begin Extracted data
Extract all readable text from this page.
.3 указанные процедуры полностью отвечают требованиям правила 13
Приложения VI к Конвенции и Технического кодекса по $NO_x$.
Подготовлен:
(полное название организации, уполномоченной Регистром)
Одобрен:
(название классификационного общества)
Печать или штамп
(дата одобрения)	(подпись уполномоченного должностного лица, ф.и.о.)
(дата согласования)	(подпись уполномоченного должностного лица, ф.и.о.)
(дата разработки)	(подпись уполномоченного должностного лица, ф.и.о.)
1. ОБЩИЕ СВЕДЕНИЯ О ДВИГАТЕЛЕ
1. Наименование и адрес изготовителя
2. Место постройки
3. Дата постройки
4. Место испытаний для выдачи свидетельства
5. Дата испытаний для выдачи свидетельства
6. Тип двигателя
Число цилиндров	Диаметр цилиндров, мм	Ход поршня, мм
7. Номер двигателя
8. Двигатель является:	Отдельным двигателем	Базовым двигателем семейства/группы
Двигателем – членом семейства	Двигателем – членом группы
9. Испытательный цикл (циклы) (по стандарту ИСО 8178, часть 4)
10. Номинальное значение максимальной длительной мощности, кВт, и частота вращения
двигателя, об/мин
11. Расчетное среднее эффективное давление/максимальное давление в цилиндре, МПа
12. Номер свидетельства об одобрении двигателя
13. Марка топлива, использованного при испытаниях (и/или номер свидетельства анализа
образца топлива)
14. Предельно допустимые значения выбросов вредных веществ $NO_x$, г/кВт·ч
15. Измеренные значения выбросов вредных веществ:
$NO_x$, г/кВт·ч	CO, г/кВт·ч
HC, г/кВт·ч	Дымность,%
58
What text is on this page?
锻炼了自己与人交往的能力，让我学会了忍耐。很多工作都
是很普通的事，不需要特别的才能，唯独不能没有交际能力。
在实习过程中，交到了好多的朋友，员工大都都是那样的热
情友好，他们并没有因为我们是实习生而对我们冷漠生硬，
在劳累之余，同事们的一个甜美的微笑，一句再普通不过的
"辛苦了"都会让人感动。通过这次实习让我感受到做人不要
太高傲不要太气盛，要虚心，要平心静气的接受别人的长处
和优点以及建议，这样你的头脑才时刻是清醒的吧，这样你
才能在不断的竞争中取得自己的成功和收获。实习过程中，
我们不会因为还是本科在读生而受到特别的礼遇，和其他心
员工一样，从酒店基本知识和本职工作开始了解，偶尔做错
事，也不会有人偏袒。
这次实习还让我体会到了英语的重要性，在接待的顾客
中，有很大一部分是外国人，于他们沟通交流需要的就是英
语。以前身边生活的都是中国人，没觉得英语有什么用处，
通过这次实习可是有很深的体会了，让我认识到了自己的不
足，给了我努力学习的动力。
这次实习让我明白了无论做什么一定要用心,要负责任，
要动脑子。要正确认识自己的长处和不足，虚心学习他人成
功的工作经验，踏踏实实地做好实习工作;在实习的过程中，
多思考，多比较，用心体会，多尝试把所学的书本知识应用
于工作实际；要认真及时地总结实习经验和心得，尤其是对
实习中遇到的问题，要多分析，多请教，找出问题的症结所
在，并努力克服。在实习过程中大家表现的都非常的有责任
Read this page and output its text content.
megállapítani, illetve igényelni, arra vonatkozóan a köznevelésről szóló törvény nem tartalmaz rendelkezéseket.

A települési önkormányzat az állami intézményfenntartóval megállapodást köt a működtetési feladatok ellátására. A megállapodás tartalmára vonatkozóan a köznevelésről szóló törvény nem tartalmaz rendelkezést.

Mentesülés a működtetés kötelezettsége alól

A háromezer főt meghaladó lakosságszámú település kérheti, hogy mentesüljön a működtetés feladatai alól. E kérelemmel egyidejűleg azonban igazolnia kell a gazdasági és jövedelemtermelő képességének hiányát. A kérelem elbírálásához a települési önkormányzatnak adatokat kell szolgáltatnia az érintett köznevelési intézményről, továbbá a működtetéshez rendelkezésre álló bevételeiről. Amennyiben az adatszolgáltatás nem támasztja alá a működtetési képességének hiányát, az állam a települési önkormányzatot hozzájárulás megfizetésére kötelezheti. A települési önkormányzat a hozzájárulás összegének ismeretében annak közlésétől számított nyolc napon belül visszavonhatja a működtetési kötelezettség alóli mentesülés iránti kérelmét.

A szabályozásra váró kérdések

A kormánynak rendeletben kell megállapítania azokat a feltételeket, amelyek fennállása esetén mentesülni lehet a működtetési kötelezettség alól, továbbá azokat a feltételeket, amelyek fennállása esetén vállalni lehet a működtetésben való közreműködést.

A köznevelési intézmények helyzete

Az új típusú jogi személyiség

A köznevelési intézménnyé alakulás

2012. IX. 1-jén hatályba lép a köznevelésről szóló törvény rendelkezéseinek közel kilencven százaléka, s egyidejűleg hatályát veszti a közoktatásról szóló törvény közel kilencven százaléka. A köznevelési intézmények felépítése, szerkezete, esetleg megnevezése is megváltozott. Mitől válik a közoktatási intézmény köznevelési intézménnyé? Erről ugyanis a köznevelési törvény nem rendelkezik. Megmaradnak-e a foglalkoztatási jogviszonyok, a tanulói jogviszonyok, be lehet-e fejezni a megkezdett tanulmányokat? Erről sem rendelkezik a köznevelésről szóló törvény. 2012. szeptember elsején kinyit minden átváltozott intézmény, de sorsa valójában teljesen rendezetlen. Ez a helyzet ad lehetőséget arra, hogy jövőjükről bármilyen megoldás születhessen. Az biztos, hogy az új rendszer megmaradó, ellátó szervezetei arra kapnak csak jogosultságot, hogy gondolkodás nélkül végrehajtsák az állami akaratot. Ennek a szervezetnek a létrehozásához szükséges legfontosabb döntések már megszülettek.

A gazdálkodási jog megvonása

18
end Extracted data
What the exercise asks:
Return all of the data word for word.

Task response:
Extract all readable text from this page.
.3 указанные процедуры полностью отвечают требованиям правила 13
Приложения VI к Конвенции и Технического кодекса по $NO_x$.
Подготовлен:
(полное название организации, уполномоченной Регистром)
Одобрен:
(название классификационного общества)
Печать или штамп
(дата одобрения)	(подпись уполномоченного должностного лица, ф.и.о.)
(дата согласования)	(подпись уполномоченного должностного лица, ф.и.о.)
(дата разработки)	(подпись уполномоченного должностного лица, ф.и.о.)
1. ОБЩИЕ СВЕДЕНИЯ О ДВИГАТЕЛЕ
1. Наименование и адрес изготовителя
2. Место постройки
3. Дата постройки
4. Место испытаний для выдачи свидетельства
5. Дата испытаний для выдачи свидетельства
6. Тип двигателя
Число цилиндров	Диаметр цилиндров, мм	Ход поршня, мм
7. Номер двигателя
8. Двигатель является:	Отдельным двигателем	Базовым двигателем семейства/группы
Двигателем – членом семейства	Двигателем – членом группы
9. Испытательный цикл (циклы) (по стандарту ИСО 8178, часть 4)
10. Номинальное значение максимальной длительной мощности, кВт, и частота вращения
двигателя, об/мин
11. Расчетное среднее эффективное давление/максимальное давление в цилиндре, МПа
12. Номер свидетельства об одобрении двигателя
13. Марка топлива, использованного при испытаниях (и/или номер свидетельства анализа
образца топлива)
14. Предельно допустимые значения выбросов вредных веществ $NO_x$, г/кВт·ч
15. Измеренные значения выбросов вредных веществ:
$NO_x$, г/кВт·ч	CO, г/кВт·ч
HC, г/кВт·ч	Дымность,%
58
What text is on this page?
锻炼了自己与人交往的能力，让我学会了忍耐。很多工作都
是很普通的事，不需要特别的才能，唯独不能没有交际能力。
在实习过程中，交到了好多的朋友，员工大都都是那样的热
情友好，他们并没有因为我们是实习生而对我们冷漠生硬，
在劳累之余，同事们的一个甜美的微笑，一句再普通不过的
"辛苦了"都会让人感动。通过这次实习让我感受到做人不要
太高傲不要太气盛，要虚心，要平心静气的接受别人的长处
和优点以及建议，这样你的头脑才时刻是清醒的吧，这样你
才能在不断的竞争中取得自己的成功和收获。实习过程中，
我们不会因为还是本科在读生而受到特别的礼遇，和其他心
员工一样，从酒店基本知识和本职工作开始了解，偶尔做错
事，也不会有人偏袒。
这次实习还让我体会到了英语的重要性，在接待的顾客
中，有很大一部分是外国人，于他们沟通交流需要的就是英
语。以前身边生活的都是中国人，没觉得英语有什么用处，
通过这次实习可是有很深的体会了，让我认识到了自己的不
足，给了我努力学习的动力。
这次实习让我明白了无论做什么一定要用心,要负责任，
要动脑子。要正确认识自己的长处和不足，虚心学习他人成
功的工作经验，踏踏实实地做好实习工作;在实习的过程中，
多思考，多比较，用心体会，多尝试把所学的书本知识应用
于工作实际；要认真及时地总结实习经验和心得，尤其是对
实习中遇到的问题，要多分析，多请教，找出问题的症结所
在，并努力克服。在实习过程中大家表现的都非常的有责任
Read this page and output its text content.
megállapítani, illetve igényelni, arra vonatkozóan a köznevelésről szóló törvény nem tartalmaz rendelkezéseket.

A települési önkormányzat az állami intézményfenntartóval megállapodást köt a működtetési feladatok ellátására. A megállapodás tartalmára vonatkozóan a köznevelésről szóló törvény nem tartalmaz rendelkezést.

Mentesülés a működtetés kötelezettsége alól

A háromezer főt meghaladó lakosságszámú település kérheti, hogy mentesüljön a működtetés feladatai alól. E kérelemmel egyidejűleg azonban igazolnia kell a gazdasági és jövedelemtermelő képességének hiányát. A kérelem elbírálásához a települési önkormányzatnak adatokat kell szolgáltatnia az érintett köznevelési intézményről, továbbá a működtetéshez rendelkezésre álló bevételeiről. Amennyiben az adatszolgáltatás nem támasztja alá a működtetési képességének hiányát, az állam a települési önkormányzatot hozzájárulás megfizetésére kötelezheti. A települési önkormányzat a hozzájárulás összegének ismeretében annak közlésétől számított nyolc napon belül visszavonhatja a működtetési kötelezettség alóli mentesülés iránti kérelmét.

A szabályozásra váró kérdések

A kormánynak rendeletben kell megállapítania azokat a feltételeket, amelyek fennállása esetén mentesülni lehet a működtetési kötelezettség alól, továbbá azokat a feltételeket, amelyek fennállása esetén vállalni lehet a működtetésben való közreműködést.

A köznevelési intézmények helyzete

Az új típusú jogi személyiség

A köznevelési intézménnyé alakulás

2012. IX. 1-jén hatályba lép a köznevelésről szóló törvény rendelkezéseinek közel kilencven százaléka, s egyidejűleg hatályát veszti a közoktatásról szóló törvény közel kilencven százaléka. A köznevelési intézmények felépítése, szerkezete, esetleg megnevezése is megváltozott. Mitől válik a közoktatási intézmény köznevelési intézménnyé? Erről ugyanis a köznevelési törvény nem rendelkezik. Megmaradnak-e a foglalkoztatási jogviszonyok, a tanulói jogviszonyok, be lehet-e fejezni a megkezdett tanulmányokat? Erről sem rendelkezik a köznevelésről szóló törvény. 2012. szeptember elsején kinyit minden átváltozott intézmény, de sorsa valójában teljesen rendezetlen. Ez a helyzet ad lehetőséget arra, hogy jövőjükről bármilyen megoldás születhessen. Az biztos, hogy az új rendszer megmaradó, ellátó szervezetei arra kapnak csak jogosultságot, hogy gondolkodás nélkül végrehajtsák az állami akaratot. Ennek a szervezetnek a létrehozásához szükséges legfontosabb döntések már megszülettek.

A gazdálkodási jog megvonása

18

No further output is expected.